(STATED EXERCISE) Write out each record again exactly as it stands.

(Recorded data)
•••••

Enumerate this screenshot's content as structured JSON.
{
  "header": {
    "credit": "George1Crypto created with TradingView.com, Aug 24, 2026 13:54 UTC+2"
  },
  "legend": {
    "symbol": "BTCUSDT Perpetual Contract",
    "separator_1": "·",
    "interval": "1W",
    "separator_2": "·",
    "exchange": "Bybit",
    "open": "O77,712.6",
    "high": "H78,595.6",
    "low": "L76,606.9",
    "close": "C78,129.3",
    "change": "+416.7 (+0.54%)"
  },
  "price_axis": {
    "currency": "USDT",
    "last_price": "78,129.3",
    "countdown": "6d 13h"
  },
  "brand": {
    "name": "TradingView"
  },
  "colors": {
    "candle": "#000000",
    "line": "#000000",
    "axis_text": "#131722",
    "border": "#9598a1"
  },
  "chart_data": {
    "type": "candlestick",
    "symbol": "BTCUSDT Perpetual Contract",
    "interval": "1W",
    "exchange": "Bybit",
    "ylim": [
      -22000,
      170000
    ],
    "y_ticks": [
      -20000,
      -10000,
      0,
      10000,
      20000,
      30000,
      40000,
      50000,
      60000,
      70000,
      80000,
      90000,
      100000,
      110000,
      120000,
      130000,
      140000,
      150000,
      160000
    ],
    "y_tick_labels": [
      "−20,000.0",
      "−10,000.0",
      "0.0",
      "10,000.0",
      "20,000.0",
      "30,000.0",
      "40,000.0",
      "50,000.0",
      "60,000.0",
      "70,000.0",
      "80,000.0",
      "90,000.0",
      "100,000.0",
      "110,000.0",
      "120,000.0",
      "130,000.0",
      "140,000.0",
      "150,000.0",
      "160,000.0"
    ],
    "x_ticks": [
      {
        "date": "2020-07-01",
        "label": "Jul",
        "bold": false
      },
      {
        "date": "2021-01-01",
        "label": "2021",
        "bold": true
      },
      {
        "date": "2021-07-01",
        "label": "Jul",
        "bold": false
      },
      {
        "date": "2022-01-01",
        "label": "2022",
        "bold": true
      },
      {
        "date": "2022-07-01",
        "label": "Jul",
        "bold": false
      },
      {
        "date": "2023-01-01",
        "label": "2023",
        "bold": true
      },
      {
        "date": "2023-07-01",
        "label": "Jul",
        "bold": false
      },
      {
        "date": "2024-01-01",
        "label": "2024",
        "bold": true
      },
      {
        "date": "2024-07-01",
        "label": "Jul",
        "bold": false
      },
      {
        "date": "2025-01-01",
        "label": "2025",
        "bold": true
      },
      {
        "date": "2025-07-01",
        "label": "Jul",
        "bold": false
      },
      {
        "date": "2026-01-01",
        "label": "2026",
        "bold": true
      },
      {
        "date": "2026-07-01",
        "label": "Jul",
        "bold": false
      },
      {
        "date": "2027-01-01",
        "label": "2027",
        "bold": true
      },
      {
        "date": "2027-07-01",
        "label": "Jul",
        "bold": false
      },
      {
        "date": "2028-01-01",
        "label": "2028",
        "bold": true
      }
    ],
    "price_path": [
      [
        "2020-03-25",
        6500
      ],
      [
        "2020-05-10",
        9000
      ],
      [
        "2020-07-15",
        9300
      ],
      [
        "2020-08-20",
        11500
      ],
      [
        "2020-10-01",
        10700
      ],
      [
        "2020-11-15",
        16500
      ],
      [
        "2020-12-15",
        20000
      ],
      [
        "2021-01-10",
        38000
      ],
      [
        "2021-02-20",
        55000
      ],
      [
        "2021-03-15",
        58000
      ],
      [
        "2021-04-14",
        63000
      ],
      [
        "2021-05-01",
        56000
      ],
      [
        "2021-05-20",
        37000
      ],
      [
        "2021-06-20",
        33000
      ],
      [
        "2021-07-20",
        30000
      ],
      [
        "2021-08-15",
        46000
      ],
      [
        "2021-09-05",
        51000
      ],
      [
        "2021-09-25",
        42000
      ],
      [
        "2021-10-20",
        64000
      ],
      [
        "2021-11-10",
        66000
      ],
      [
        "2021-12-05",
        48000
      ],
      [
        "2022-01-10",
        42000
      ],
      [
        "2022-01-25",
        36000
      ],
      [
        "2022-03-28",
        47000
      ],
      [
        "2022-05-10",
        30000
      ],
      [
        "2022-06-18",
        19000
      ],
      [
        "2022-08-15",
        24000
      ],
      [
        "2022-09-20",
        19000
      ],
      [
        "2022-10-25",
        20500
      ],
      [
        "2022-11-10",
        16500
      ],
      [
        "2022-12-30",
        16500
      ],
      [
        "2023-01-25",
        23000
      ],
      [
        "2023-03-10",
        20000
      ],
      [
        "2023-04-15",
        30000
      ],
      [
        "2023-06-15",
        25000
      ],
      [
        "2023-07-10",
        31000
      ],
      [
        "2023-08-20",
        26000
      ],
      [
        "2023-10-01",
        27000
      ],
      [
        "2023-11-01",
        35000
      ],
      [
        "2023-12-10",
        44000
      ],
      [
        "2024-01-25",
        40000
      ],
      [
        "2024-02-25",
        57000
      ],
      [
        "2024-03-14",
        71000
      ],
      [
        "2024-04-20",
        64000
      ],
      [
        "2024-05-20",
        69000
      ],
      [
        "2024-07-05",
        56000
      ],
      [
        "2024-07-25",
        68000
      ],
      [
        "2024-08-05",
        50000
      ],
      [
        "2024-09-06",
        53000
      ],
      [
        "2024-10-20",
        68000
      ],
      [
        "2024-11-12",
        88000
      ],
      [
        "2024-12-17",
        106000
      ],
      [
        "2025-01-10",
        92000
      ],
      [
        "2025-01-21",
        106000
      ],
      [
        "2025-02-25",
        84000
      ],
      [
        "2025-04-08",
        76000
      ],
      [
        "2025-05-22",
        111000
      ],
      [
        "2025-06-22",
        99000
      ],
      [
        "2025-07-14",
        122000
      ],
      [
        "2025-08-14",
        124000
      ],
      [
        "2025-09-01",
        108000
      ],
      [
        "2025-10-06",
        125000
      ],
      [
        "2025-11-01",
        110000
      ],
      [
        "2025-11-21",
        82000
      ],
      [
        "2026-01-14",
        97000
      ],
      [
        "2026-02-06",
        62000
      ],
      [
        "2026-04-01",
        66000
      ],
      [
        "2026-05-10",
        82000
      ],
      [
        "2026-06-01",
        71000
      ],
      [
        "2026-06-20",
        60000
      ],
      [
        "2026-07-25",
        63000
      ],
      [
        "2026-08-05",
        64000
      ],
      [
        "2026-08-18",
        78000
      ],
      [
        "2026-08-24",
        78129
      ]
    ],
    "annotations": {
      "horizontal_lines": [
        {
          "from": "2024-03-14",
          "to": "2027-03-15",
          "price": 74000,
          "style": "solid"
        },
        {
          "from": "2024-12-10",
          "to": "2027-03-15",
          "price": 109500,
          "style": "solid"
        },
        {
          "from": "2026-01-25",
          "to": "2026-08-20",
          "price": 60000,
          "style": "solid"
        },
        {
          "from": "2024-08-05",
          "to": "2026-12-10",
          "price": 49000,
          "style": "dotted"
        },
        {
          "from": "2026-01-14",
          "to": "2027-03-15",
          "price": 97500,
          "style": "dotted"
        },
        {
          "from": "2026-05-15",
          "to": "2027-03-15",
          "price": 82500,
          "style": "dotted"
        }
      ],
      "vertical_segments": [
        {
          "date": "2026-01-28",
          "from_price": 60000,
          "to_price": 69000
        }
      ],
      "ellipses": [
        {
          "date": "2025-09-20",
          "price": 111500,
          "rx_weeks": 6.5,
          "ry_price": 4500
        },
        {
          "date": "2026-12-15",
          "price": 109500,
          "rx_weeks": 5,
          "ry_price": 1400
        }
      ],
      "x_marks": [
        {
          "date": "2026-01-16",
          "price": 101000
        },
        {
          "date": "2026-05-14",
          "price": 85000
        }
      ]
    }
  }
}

•••••

(EXERCISE OUTPUT)
Enumerate this screenshot's content as structured JSON.
{
  "header": {
    "credit": "George1Crypto created with TradingView.com, Aug 24, 2026 13:54 UTC+2"
  },
  "legend": {
    "symbol": "BTCUSDT Perpetual Contract",
    "separator_1": "·",
    "interval": "1W",
    "separator_2": "·",
    "exchange": "Bybit",
    "open": "O77,712.6",
    "high": "H78,595.6",
    "low": "L76,606.9",
    "close": "C78,129.3",
    "change": "+416.7 (+0.54%)"
  },
  "price_axis": {
    "currency": "USDT",
    "last_price": "78,129.3",
    "countdown": "6d 13h"
  },
  "brand": {
    "name": "TradingView"
  },
  "colors": {
    "candle": "#000000",
    "line": "#000000",
    "axis_text": "#131722",
    "border": "#9598a1"
  },
  "chart_data": {
    "type": "candlestick",
    "symbol": "BTCUSDT Perpetual Contract",
    "interval": "1W",
    "exchange": "Bybit",
    "ylim": [
      -22000,
      170000
    ],
    "y_ticks": [
      -20000,
      -10000,
      0,
      10000,
      20000,
      30000,
      40000,
      50000,
      60000,
      70000,
      80000,
      90000,
      100000,
      110000,
      120000,
      130000,
      140000,
      150000,
      160000
    ],
    "y_tick_labels": [
      "−20,000.0",
      "−10,000.0",
      "0.0",
      "10,000.0",
      "20,000.0",
      "30,000.0",
      "40,000.0",
      "50,000.0",
      "60,000.0",
      "70,000.0",
      "80,000.0",
      "90,000.0",
      "100,000.0",
      "110,000.0",
      "120,000.0",
      "130,000.0",
      "140,000.0",
      "150,000.0",
      "160,000.0"
    ],
    "x_ticks": [
      {
        "date": "2020-07-01",
        "label": "Jul",
        "bold": false
      },
      {
        "date": "2021-01-01",
        "label": "2021",
        "bold": true
      },
      {
        "date": "2021-07-01",
        "label": "Jul",
        "bold": false
      },
      {
        "date": "2022-01-01",
        "label": "2022",
        "bold": true
      },
      {
        "date": "2022-07-01",
        "label": "Jul",
        "bold": false
      },
      {
        "date": "2023-01-01",
        "label": "2023",
        "bold": true
      },
      {
        "date": "2023-07-01",
        "label": "Jul",
        "bold": false
      },
      {
        "date": "2024-01-01",
        "label": "2024",
        "bold": true
      },
      {
        "date": "2024-07-01",
        "label": "Jul",
        "bold": false
      },
      {
        "date": "2025-01-01",
        "label": "2025",
        "bold": true
      },
      {
        "date": "2025-07-01",
        "label": "Jul",
        "bold": false
      },
      {
        "date": "2026-01-01",
        "label": "2026",
        "bold": true
      },
      {
        "date": "2026-07-01",
        "label": "Jul",
        "bold": false
      },
      {
        "date": "2027-01-01",
        "label": "2027",
        "bold": true
      },
      {
        "date": "2027-07-01",
        "label": "Jul",
        "bold": false
      },
      {
        "date": "2028-01-01",
        "label": "2028",
        "bold": true
      }
    ],
    "price_path": [
      [
        "2020-03-25",
        6500
      ],
      [
        "2020-05-10",
        9000
      ],
      [
        "2020-07-15",
        9300
      ],
      [
        "2020-08-20",
        11500
      ],
      [
        "2020-10-01",
        10700
      ],
      [
        "2020-11-15",
        16500
      ],
      [
        "2020-12-15",
        20000
      ],
      [
        "2021-01-10",
        38000
      ],
      [
        "2021-02-20",
        55000
      ],
      [
        "2021-03-15",
        58000
      ],
      [
        "2021-04-14",
        63000
      ],
      [
        "2021-05-01",
        56000
      ],
      [
        "2021-05-20",
        37000
      ],
      [
        "2021-06-20",
        33000
      ],
      [
        "2021-07-20",
        30000
      ],
      [
        "2021-08-15",
        46000
      ],
      [
        "2021-09-05",
        51000
      ],
      [
        "2021-09-25",
        42000
      ],
      [
        "2021-10-20",
        64000
      ],
      [
        "2021-11-10",
        66000
      ],
      [
        "2021-12-05",
        48000
      ],
      [
        "2022-01-10",
        42000
      ],
      [
        "2022-01-25",
        36000
      ],
      [
        "2022-03-28",
        47000
      ],
      [
        "2022-05-10",
        30000
      ],
      [
        "2022-06-18",
        19000
      ],
      [
        "2022-08-15",
        24000
      ],
      [
        "2022-09-20",
        19000
      ],
      [
        "2022-10-25",
        20500
      ],
      [
        "2022-11-10",
        16500
      ],
      [
        "2022-12-30",
        16500
      ],
      [
        "2023-01-25",
        23000
      ],
      [
        "2023-03-10",
        20000
      ],
      [
        "2023-04-15",
        30000
      ],
      [
        "2023-06-15",
        25000
      ],
      [
        "2023-07-10",
        31000
      ],
      [
        "2023-08-20",
        26000
      ],
      [
        "2023-10-01",
        27000
      ],
      [
        "2023-11-01",
        35000
      ],
      [
        "2023-12-10",
        44000
      ],
      [
        "2024-01-25",
        40000
      ],
      [
        "2024-02-25",
        57000
      ],
      [
        "2024-03-14",
        71000
      ],
      [
        "2024-04-20",
        64000
      ],
      [
        "2024-05-20",
        69000
      ],
      [
        "2024-07-05",
        56000
      ],
      [
        "2024-07-25",
        68000
      ],
      [
        "2024-08-05",
        50000
      ],
      [
        "2024-09-06",
        53000
      ],
      [
        "2024-10-20",
        68000
      ],
      [
        "2024-11-12",
        88000
      ],
      [
        "2024-12-17",
        106000
      ],
      [
        "2025-01-10",
        92000
      ],
      [
        "2025-01-21",
        106000
      ],
      [
        "2025-02-25",
        84000
      ],
      [
        "2025-04-08",
        76000
      ],
      [
        "2025-05-22",
        111000
      ],
      [
        "2025-06-22",
        99000
      ],
      [
        "2025-07-14",
        122000
      ],
      [
        "2025-08-14",
        124000
      ],
      [
        "2025-09-01",
        108000
      ],
      [
        "2025-10-06",
        125000
      ],
      [
        "2025-11-01",
        110000
      ],
      [
        "2025-11-21",
        82000
      ],
      [
        "2026-01-14",
        97000
      ],
      [
        "2026-02-06",
        62000
      ],
      [
        "2026-04-01",
        66000
      ],
      [
        "2026-05-10",
        82000
      ],
      [
        "2026-06-01",
        71000
      ],
      [
        "2026-06-20",
        60000
      ],
      [
        "2026-07-25",
        63000
      ],
      [
        "2026-08-05",
        64000
      ],
      [
        "2026-08-18",
        78000
      ],
      [
        "2026-08-24",
        78129
      ]
    ],
    "annotations": {
      "horizontal_lines": [
        {
          "from": "2024-03-14",
          "to": "2027-03-15",
          "price": 74000,
          "style": "solid"
        },
        {
          "from": "2024-12-10",
          "to": "2027-03-15",
          "price": 109500,
          "style": "solid"
        },
        {
          "from": "2026-01-25",
          "to": "2026-08-20",
          "price": 60000,
          "style": "solid"
        },
        {
          "from": "2024-08-05",
          "to": "2026-12-10",
          "price": 49000,
          "style": "dotted"
        },
        {
          "from": "2026-01-14",
          "to": "2027-03-15",
          "price": 97500,
          "style": "dotted"
        },
        {
          "from": "2026-05-15",
          "to": "2027-03-15",
          "price": 82500,
          "style": "dotted"
        }
      ],
      "vertical_segments": [
        {
          "date": "2026-01-28",
          "from_price": 60000,
          "to_price": 69000
        }
      ],
      "ellipses": [
        {
          "date": "2025-09-20",
          "price": 111500,
          "rx_weeks": 6.5,
          "ry_price": 4500
        },
        {
          "date": "2026-12-15",
          "price": 109500,
          "rx_weeks": 5,
          "ry_price": 1400
        }
      ],
      "x_marks": [
        {
          "date": "2026-01-16",
          "price": 101000
        },
        {
          "date": "2026-05-14",
          "price": 85000
        }
      ]
    }
  }
}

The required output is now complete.